### RECORDS PROVIDED
+ + +
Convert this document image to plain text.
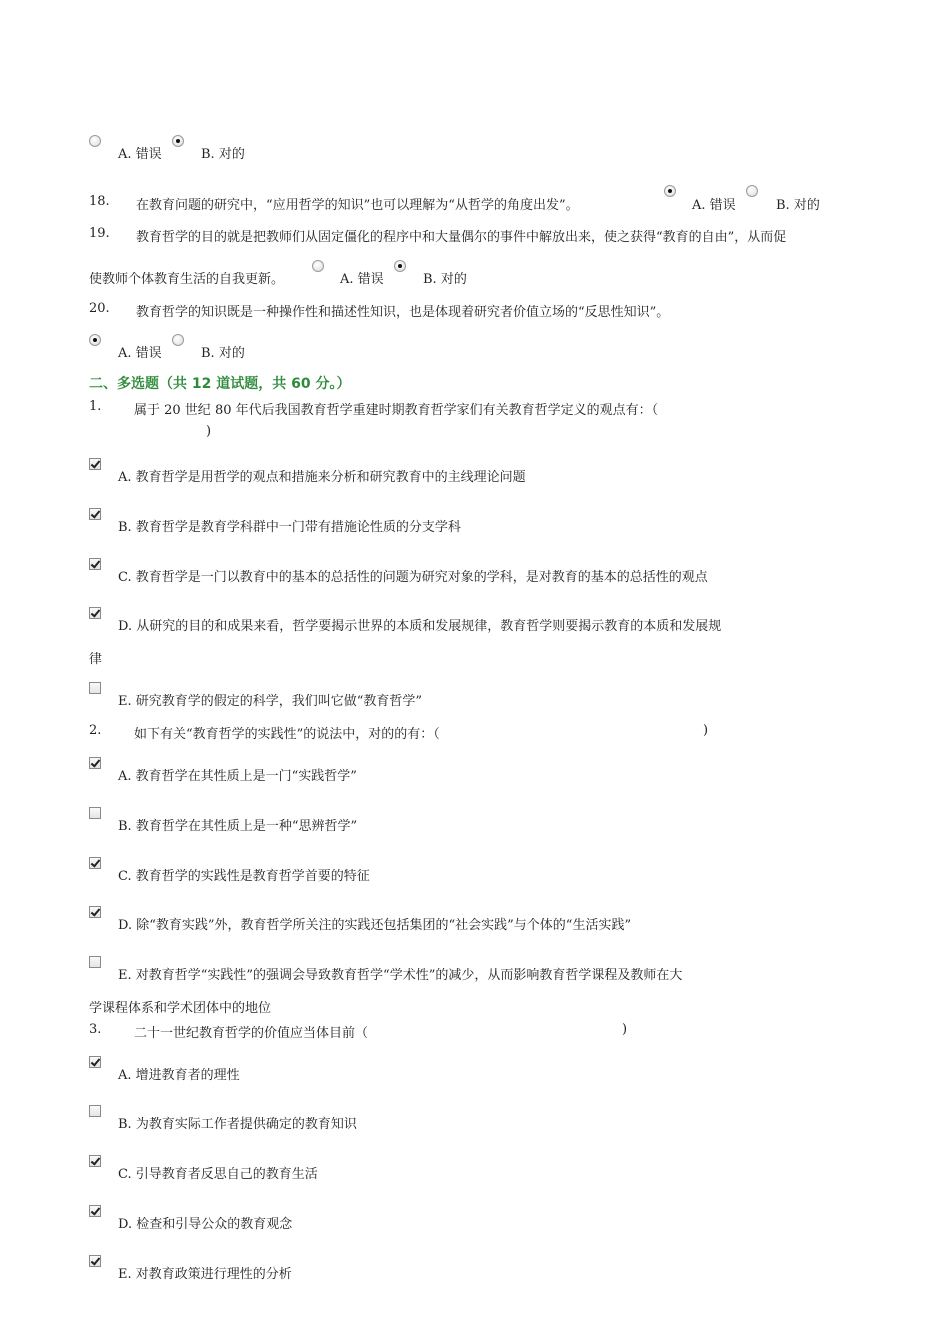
A. 错误	B. 对的
18. 在教育问题的研究中，“应用哲学的知识”也可以理解为“从哲学的角度出发”。	A. 错误	B. 对的
19. 教育哲学的目的就是把教师们从固定僵化的程序中和大量偶尔的事件中解放出来，使之获得“教育的自由”，从而促
使教师个体教育生活的自我更新。	A. 错误	B. 对的
20. 教育哲学的知识既是一种操作性和描述性知识，也是体现着研究者价值立场的“反思性知识”。
A. 错误	B. 对的
二、多选题（共 12 道试题，共 60 分。）
1.	属于 20 世纪 80 年代后我国教育哲学重建时期教育哲学家们有关教育哲学定义的观点有：（
)
A. 教育哲学是用哲学的观点和措施来分析和研究教育中的主线理论问题
B. 教育哲学是教育学科群中一门带有措施论性质的分支学科
C. 教育哲学是一门以教育中的基本的总括性的问题为研究对象的学科，是对教育的基本的总括性的观点
D. 从研究的目的和成果来看，哲学要揭示世界的本质和发展规律，教育哲学则要揭示教育的本质和发展规
律
E. 研究教育学的假定的科学，我们叫它做“教育哲学”
2.	如下有关“教育哲学的实践性”的说法中，对的的有：（	)
A. 教育哲学在其性质上是一门“实践哲学”
B. 教育哲学在其性质上是一种“思辨哲学”
C. 教育哲学的实践性是教育哲学首要的特征
D. 除“教育实践”外，教育哲学所关注的实践还包括集团的“社会实践”与个体的“生活实践”
E. 对教育哲学“实践性”的强调会导致教育哲学“学术性”的减少，从而影响教育哲学课程及教师在大
学课程体系和学术团体中的地位
3.	二十一世纪教育哲学的价值应当体目前（	)
A. 增进教育者的理性
B. 为教育实际工作者提供确定的教育知识
C. 引导教育者反思自己的教育生活
D. 检查和引导公众的教育观念
E. 对教育政策进行理性的分析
+ + +
All of the data needs repeating exactly, but the pictures do not.

### COMPLETED TASK
Convert this document image to plain text.
A. 错误	B. 对的
18. 在教育问题的研究中，“应用哲学的知识”也可以理解为“从哲学的角度出发”。	A. 错误	B. 对的
19. 教育哲学的目的就是把教师们从固定僵化的程序中和大量偶尔的事件中解放出来，使之获得“教育的自由”，从而促
使教师个体教育生活的自我更新。	A. 错误	B. 对的
20. 教育哲学的知识既是一种操作性和描述性知识，也是体现着研究者价值立场的“反思性知识”。
A. 错误	B. 对的
二、多选题（共 12 道试题，共 60 分。）
1.	属于 20 世纪 80 年代后我国教育哲学重建时期教育哲学家们有关教育哲学定义的观点有：（
)
A. 教育哲学是用哲学的观点和措施来分析和研究教育中的主线理论问题
B. 教育哲学是教育学科群中一门带有措施论性质的分支学科
C. 教育哲学是一门以教育中的基本的总括性的问题为研究对象的学科，是对教育的基本的总括性的观点
D. 从研究的目的和成果来看，哲学要揭示世界的本质和发展规律，教育哲学则要揭示教育的本质和发展规
律
E. 研究教育学的假定的科学，我们叫它做“教育哲学”
2.	如下有关“教育哲学的实践性”的说法中，对的的有：（	)
A. 教育哲学在其性质上是一门“实践哲学”
B. 教育哲学在其性质上是一种“思辨哲学”
C. 教育哲学的实践性是教育哲学首要的特征
D. 除“教育实践”外，教育哲学所关注的实践还包括集团的“社会实践”与个体的“生活实践”
E. 对教育哲学“实践性”的强调会导致教育哲学“学术性”的减少，从而影响教育哲学课程及教师在大
学课程体系和学术团体中的地位
3.	二十一世纪教育哲学的价值应当体目前（	)
A. 增进教育者的理性
B. 为教育实际工作者提供确定的教育知识
C. 引导教育者反思自己的教育生活
D. 检查和引导公众的教育观念
E. 对教育政策进行理性的分析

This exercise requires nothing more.